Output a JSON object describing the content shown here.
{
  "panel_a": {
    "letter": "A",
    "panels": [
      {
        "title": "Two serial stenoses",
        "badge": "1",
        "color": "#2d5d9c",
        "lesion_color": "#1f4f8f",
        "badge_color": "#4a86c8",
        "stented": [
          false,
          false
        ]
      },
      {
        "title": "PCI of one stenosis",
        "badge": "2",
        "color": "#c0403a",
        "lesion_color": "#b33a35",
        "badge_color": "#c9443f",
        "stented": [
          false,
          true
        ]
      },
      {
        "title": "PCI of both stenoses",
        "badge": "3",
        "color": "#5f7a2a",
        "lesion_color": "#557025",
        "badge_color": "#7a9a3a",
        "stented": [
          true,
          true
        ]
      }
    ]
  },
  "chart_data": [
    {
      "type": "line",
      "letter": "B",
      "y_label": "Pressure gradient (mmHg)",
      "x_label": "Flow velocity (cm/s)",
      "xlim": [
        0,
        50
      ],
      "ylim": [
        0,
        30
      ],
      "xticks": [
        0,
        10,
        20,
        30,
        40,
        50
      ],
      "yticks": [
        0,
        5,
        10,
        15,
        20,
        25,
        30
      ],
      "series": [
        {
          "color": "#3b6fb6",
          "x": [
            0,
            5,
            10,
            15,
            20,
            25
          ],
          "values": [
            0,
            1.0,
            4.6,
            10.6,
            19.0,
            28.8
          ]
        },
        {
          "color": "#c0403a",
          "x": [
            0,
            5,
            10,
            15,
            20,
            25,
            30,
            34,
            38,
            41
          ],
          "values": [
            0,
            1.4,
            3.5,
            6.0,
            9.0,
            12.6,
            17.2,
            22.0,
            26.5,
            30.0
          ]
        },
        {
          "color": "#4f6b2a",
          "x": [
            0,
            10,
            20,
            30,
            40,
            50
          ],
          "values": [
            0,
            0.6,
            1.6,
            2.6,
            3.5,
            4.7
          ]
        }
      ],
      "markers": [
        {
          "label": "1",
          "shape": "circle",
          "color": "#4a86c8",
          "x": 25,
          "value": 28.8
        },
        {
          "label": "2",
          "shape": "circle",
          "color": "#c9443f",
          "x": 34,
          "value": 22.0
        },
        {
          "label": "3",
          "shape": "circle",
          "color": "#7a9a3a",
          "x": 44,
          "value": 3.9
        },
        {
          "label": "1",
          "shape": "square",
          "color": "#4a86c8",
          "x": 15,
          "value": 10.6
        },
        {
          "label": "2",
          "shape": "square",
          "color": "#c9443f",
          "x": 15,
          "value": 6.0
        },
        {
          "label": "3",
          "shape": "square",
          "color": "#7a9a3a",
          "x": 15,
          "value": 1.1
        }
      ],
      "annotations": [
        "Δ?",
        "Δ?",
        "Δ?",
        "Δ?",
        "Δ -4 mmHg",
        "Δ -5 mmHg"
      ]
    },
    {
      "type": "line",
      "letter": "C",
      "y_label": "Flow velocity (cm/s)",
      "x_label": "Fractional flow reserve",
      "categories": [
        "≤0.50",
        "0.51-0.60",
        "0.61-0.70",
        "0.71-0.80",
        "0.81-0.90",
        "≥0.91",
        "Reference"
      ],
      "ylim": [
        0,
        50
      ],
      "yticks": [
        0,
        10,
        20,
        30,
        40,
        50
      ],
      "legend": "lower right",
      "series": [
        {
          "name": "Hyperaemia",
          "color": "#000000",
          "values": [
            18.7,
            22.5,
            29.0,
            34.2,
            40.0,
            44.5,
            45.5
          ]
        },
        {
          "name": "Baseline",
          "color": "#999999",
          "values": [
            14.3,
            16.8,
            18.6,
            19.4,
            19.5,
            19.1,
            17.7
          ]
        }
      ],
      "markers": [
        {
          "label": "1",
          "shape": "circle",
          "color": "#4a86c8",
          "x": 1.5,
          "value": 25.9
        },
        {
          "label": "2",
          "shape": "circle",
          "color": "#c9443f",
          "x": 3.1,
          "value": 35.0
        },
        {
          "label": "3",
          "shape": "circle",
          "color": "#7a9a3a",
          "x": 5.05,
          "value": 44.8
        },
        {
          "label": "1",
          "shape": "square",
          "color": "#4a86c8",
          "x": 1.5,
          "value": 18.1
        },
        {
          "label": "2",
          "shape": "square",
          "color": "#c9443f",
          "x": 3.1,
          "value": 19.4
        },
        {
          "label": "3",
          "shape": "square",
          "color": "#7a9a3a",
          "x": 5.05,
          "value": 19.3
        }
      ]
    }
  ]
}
####################
AIM OF THE EXERCISE - Take the lines above and print them exactly.

RESULT OF THE TASK -
Output a JSON object describing the content shown here.
{
  "panel_a": {
    "letter": "A",
    "panels": [
      {
        "title": "Two serial stenoses",
        "badge": "1",
        "color": "#2d5d9c",
        "lesion_color": "#1f4f8f",
        "badge_color": "#4a86c8",
        "stented": [
          false,
          false
        ]
      },
      {
        "title": "PCI of one stenosis",
        "badge": "2",
        "color": "#c0403a",
        "lesion_color": "#b33a35",
        "badge_color": "#c9443f",
        "stented": [
          false,
          true
        ]
      },
      {
        "title": "PCI of both stenoses",
        "badge": "3",
        "color": "#5f7a2a",
        "lesion_color": "#557025",
        "badge_color": "#7a9a3a",
        "stented": [
          true,
          true
        ]
      }
    ]
  },
  "chart_data": [
    {
      "type": "line",
      "letter": "B",
      "y_label": "Pressure gradient (mmHg)",
      "x_label": "Flow velocity (cm/s)",
      "xlim": [
        0,
        50
      ],
      "ylim": [
        0,
        30
      ],
      "xticks": [
        0,
        10,
        20,
        30,
        40,
        50
      ],
      "yticks": [
        0,
        5,
        10,
        15,
        20,
        25,
        30
      ],
      "series": [
        {
          "color": "#3b6fb6",
          "x": [
            0,
            5,
            10,
            15,
            20,
            25
          ],
          "values": [
            0,
            1.0,
            4.6,
            10.6,
            19.0,
            28.8
          ]
        },
        {
          "color": "#c0403a",
          "x": [
            0,
            5,
            10,
            15,
            20,
            25,
            30,
            34,
            38,
            41
          ],
          "values": [
            0,
            1.4,
            3.5,
            6.0,
            9.0,
            12.6,
            17.2,
            22.0,
            26.5,
            30.0
          ]
        },
        {
          "color": "#4f6b2a",
          "x": [
            0,
            10,
            20,
            30,
            40,
            50
          ],
          "values": [
            0,
            0.6,
            1.6,
            2.6,
            3.5,
            4.7
          ]
        }
      ],
      "markers": [
        {
          "label": "1",
          "shape": "circle",
          "color": "#4a86c8",
          "x": 25,
          "value": 28.8
        },
        {
          "label": "2",
          "shape": "circle",
          "color": "#c9443f",
          "x": 34,
          "value": 22.0
        },
        {
          "label": "3",
          "shape": "circle",
          "color": "#7a9a3a",
          "x": 44,
          "value": 3.9
        },
        {
          "label": "1",
          "shape": "square",
          "color": "#4a86c8",
          "x": 15,
          "value": 10.6
        },
        {
          "label": "2",
          "shape": "square",
          "color": "#c9443f",
          "x": 15,
          "value": 6.0
        },
        {
          "label": "3",
          "shape": "square",
          "color": "#7a9a3a",
          "x": 15,
          "value": 1.1
        }
      ],
      "annotations": [
        "Δ?",
        "Δ?",
        "Δ?",
        "Δ?",
        "Δ -4 mmHg",
        "Δ -5 mmHg"
      ]
    },
    {
      "type": "line",
      "letter": "C",
      "y_label": "Flow velocity (cm/s)",
      "x_label": "Fractional flow reserve",
      "categories": [
        "≤0.50",
        "0.51-0.60",
        "0.61-0.70",
        "0.71-0.80",
        "0.81-0.90",
        "≥0.91",
        "Reference"
      ],
      "ylim": [
        0,
        50
      ],
      "yticks": [
        0,
        10,
        20,
        30,
        40,
        50
      ],
      "legend": "lower right",
      "series": [
        {
          "name": "Hyperaemia",
          "color": "#000000",
          "values": [
            18.7,
            22.5,
            29.0,
            34.2,
            40.0,
            44.5,
            45.5
          ]
        },
        {
          "name": "Baseline",
          "color": "#999999",
          "values": [
            14.3,
            16.8,
            18.6,
            19.4,
            19.5,
            19.1,
            17.7
          ]
        }
      ],
      "markers": [
        {
          "label": "1",
          "shape": "circle",
          "color": "#4a86c8",
          "x": 1.5,
          "value": 25.9
        },
        {
          "label": "2",
          "shape": "circle",
          "color": "#c9443f",
          "x": 3.1,
          "value": 35.0
        },
        {
          "label": "3",
          "shape": "circle",
          "color": "#7a9a3a",
          "x": 5.05,
          "value": 44.8
        },
        {
          "label": "1",
          "shape": "square",
          "color": "#4a86c8",
          "x": 1.5,
          "value": 18.1
        },
        {
          "label": "2",
          "shape": "square",
          "color": "#c9443f",
          "x": 3.1,
          "value": 19.4
        },
        {
          "label": "3",
          "shape": "square",
          "color": "#7a9a3a",
          "x": 5.05,
          "value": 19.3
        }
      ]
    }
  ]
}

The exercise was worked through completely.